Short exercise -> Every record must be repeated exactly, with no omission.

## BEGIN

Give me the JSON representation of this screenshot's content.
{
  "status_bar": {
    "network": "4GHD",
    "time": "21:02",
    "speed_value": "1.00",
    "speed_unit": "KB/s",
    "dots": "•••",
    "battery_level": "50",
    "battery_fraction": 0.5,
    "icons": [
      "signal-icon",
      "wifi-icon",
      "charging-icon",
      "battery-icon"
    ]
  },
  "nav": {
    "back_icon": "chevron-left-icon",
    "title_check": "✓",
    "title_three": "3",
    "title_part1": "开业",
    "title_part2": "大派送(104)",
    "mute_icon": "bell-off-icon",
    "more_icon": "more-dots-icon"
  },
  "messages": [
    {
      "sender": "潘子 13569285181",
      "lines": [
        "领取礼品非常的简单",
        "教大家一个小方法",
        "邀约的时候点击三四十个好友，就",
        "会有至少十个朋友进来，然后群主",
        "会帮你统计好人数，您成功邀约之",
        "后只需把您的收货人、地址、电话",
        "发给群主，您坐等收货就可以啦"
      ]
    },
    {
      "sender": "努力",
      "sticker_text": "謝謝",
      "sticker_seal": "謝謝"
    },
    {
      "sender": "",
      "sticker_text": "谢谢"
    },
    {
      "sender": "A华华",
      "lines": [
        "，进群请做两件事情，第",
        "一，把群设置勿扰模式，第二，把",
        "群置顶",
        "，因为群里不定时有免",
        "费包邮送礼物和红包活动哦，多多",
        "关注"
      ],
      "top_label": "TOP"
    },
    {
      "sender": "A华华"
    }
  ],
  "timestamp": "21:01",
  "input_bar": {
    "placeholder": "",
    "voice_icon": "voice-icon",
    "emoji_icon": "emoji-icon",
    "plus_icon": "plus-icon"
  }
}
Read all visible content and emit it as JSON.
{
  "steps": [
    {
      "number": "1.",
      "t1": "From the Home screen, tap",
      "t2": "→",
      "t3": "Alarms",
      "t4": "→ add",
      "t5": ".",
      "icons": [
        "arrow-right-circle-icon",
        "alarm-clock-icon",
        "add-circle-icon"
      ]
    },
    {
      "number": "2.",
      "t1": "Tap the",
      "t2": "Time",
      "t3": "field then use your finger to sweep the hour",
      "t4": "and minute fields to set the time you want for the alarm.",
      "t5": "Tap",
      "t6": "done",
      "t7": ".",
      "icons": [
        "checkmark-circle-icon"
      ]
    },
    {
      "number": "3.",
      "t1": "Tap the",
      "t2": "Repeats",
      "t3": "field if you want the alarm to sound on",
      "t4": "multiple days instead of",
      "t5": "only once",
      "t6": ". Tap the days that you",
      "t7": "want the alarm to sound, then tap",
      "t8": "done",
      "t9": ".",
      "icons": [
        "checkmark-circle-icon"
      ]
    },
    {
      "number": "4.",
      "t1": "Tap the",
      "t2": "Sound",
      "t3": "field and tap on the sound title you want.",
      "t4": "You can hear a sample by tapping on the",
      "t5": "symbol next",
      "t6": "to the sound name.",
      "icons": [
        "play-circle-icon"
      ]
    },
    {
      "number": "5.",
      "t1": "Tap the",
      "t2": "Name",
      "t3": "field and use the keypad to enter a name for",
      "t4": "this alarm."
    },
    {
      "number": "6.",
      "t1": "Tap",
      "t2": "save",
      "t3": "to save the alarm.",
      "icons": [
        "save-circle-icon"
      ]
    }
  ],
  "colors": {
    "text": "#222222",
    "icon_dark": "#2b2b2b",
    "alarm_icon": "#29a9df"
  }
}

## END

Task answer ->
Give me the JSON representation of this screenshot's content.
{
  "status_bar": {
    "network": "4GHD",
    "time": "21:02",
    "speed_value": "1.00",
    "speed_unit": "KB/s",
    "dots": "•••",
    "battery_level": "50",
    "battery_fraction": 0.5,
    "icons": [
      "signal-icon",
      "wifi-icon",
      "charging-icon",
      "battery-icon"
    ]
  },
  "nav": {
    "back_icon": "chevron-left-icon",
    "title_check": "✓",
    "title_three": "3",
    "title_part1": "开业",
    "title_part2": "大派送(104)",
    "mute_icon": "bell-off-icon",
    "more_icon": "more-dots-icon"
  },
  "messages": [
    {
      "sender": "潘子 13569285181",
      "lines": [
        "领取礼品非常的简单",
        "教大家一个小方法",
        "邀约的时候点击三四十个好友，就",
        "会有至少十个朋友进来，然后群主",
        "会帮你统计好人数，您成功邀约之",
        "后只需把您的收货人、地址、电话",
        "发给群主，您坐等收货就可以啦"
      ]
    },
    {
      "sender": "努力",
      "sticker_text": "謝謝",
      "sticker_seal": "謝謝"
    },
    {
      "sender": "",
      "sticker_text": "谢谢"
    },
    {
      "sender": "A华华",
      "lines": [
        "，进群请做两件事情，第",
        "一，把群设置勿扰模式，第二，把",
        "群置顶",
        "，因为群里不定时有免",
        "费包邮送礼物和红包活动哦，多多",
        "关注"
      ],
      "top_label": "TOP"
    },
    {
      "sender": "A华华"
    }
  ],
  "timestamp": "21:01",
  "input_bar": {
    "placeholder": "",
    "voice_icon": "voice-icon",
    "emoji_icon": "emoji-icon",
    "plus_icon": "plus-icon"
  }
}
Read all visible content and emit it as JSON.
{
  "steps": [
    {
      "number": "1.",
      "t1": "From the Home screen, tap",
      "t2": "→",
      "t3": "Alarms",
      "t4": "→ add",
      "t5": ".",
      "icons": [
        "arrow-right-circle-icon",
        "alarm-clock-icon",
        "add-circle-icon"
      ]
    },
    {
      "number": "2.",
      "t1": "Tap the",
      "t2": "Time",
      "t3": "field then use your finger to sweep the hour",
      "t4": "and minute fields to set the time you want for the alarm.",
      "t5": "Tap",
      "t6": "done",
      "t7": ".",
      "icons": [
        "checkmark-circle-icon"
      ]
    },
    {
      "number": "3.",
      "t1": "Tap the",
      "t2": "Repeats",
      "t3": "field if you want the alarm to sound on",
      "t4": "multiple days instead of",
      "t5": "only once",
      "t6": ". Tap the days that you",
      "t7": "want the alarm to sound, then tap",
      "t8": "done",
      "t9": ".",
      "icons": [
        "checkmark-circle-icon"
      ]
    },
    {
      "number": "4.",
      "t1": "Tap the",
      "t2": "Sound",
      "t3": "field and tap on the sound title you want.",
      "t4": "You can hear a sample by tapping on the",
      "t5": "symbol next",
      "t6": "to the sound name.",
      "icons": [
        "play-circle-icon"
      ]
    },
    {
      "number": "5.",
      "t1": "Tap the",
      "t2": "Name",
      "t3": "field and use the keypad to enter a name for",
      "t4": "this alarm."
    },
    {
      "number": "6.",
      "t1": "Tap",
      "t2": "save",
      "t3": "to save the alarm.",
      "icons": [
        "save-circle-icon"
      ]
    }
  ],
  "colors": {
    "text": "#222222",
    "icon_dark": "#2b2b2b",
    "alarm_icon": "#29a9df"
  }
}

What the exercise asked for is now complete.